Exercise details: Transcribe the entries that follow, word for word.
:: Supplied data
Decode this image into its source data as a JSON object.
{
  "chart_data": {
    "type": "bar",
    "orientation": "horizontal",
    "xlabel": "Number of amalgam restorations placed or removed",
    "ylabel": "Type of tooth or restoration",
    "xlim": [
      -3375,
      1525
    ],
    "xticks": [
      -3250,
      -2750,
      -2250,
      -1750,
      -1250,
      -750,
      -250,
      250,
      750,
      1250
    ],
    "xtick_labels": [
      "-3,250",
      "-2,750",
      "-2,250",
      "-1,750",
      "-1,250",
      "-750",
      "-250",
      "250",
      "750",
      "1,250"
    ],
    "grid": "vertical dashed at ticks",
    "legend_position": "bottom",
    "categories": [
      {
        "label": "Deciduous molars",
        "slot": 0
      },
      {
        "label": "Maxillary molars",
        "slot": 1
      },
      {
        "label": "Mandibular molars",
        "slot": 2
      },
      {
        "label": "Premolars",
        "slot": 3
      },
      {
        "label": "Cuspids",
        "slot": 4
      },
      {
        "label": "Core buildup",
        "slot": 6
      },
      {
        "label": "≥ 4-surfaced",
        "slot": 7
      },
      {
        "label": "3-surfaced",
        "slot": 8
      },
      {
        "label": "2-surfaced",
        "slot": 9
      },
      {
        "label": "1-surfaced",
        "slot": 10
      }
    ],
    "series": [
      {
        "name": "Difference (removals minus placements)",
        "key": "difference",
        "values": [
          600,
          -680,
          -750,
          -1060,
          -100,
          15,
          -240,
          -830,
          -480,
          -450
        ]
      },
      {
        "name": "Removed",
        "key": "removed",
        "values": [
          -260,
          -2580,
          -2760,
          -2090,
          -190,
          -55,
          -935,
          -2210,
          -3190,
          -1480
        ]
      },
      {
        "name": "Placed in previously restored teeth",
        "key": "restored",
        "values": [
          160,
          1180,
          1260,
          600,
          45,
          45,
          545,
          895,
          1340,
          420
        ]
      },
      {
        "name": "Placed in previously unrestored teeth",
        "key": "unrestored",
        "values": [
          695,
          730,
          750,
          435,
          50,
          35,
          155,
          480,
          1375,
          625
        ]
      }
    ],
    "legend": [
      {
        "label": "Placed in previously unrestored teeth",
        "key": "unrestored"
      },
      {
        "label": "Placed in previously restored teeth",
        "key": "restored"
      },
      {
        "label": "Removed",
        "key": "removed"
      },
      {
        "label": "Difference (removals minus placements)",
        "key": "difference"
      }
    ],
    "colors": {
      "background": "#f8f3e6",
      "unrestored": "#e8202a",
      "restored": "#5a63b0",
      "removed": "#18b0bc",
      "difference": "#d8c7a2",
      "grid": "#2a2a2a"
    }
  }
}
::::
Task response:
Decode this image into its source data as a JSON object.
{
  "chart_data": {
    "type": "bar",
    "orientation": "horizontal",
    "xlabel": "Number of amalgam restorations placed or removed",
    "ylabel": "Type of tooth or restoration",
    "xlim": [
      -3375,
      1525
    ],
    "xticks": [
      -3250,
      -2750,
      -2250,
      -1750,
      -1250,
      -750,
      -250,
      250,
      750,
      1250
    ],
    "xtick_labels": [
      "-3,250",
      "-2,750",
      "-2,250",
      "-1,750",
      "-1,250",
      "-750",
      "-250",
      "250",
      "750",
      "1,250"
    ],
    "grid": "vertical dashed at ticks",
    "legend_position": "bottom",
    "categories": [
      {
        "label": "Deciduous molars",
        "slot": 0
      },
      {
        "label": "Maxillary molars",
        "slot": 1
      },
      {
        "label": "Mandibular molars",
        "slot": 2
      },
      {
        "label": "Premolars",
        "slot": 3
      },
      {
        "label": "Cuspids",
        "slot": 4
      },
      {
        "label": "Core buildup",
        "slot": 6
      },
      {
        "label": "≥ 4-surfaced",
        "slot": 7
      },
      {
        "label": "3-surfaced",
        "slot": 8
      },
      {
        "label": "2-surfaced",
        "slot": 9
      },
      {
        "label": "1-surfaced",
        "slot": 10
      }
    ],
    "series": [
      {
        "name": "Difference (removals minus placements)",
        "key": "difference",
        "values": [
          600,
          -680,
          -750,
          -1060,
          -100,
          15,
          -240,
          -830,
          -480,
          -450
        ]
      },
      {
        "name": "Removed",
        "key": "removed",
        "values": [
          -260,
          -2580,
          -2760,
          -2090,
          -190,
          -55,
          -935,
          -2210,
          -3190,
          -1480
        ]
      },
      {
        "name": "Placed in previously restored teeth",
        "key": "restored",
        "values": [
          160,
          1180,
          1260,
          600,
          45,
          45,
          545,
          895,
          1340,
          420
        ]
      },
      {
        "name": "Placed in previously unrestored teeth",
        "key": "unrestored",
        "values": [
          695,
          730,
          750,
          435,
          50,
          35,
          155,
          480,
          1375,
          625
        ]
      }
    ],
    "legend": [
      {
        "label": "Placed in previously unrestored teeth",
        "key": "unrestored"
      },
      {
        "label": "Placed in previously restored teeth",
        "key": "restored"
      },
      {
        "label": "Removed",
        "key": "removed"
      },
      {
        "label": "Difference (removals minus placements)",
        "key": "difference"
      }
    ],
    "colors": {
      "background": "#f8f3e6",
      "unrestored": "#e8202a",
      "restored": "#5a63b0",
      "removed": "#18b0bc",
      "difference": "#d8c7a2",
      "grid": "#2a2a2a"
    }
  }
}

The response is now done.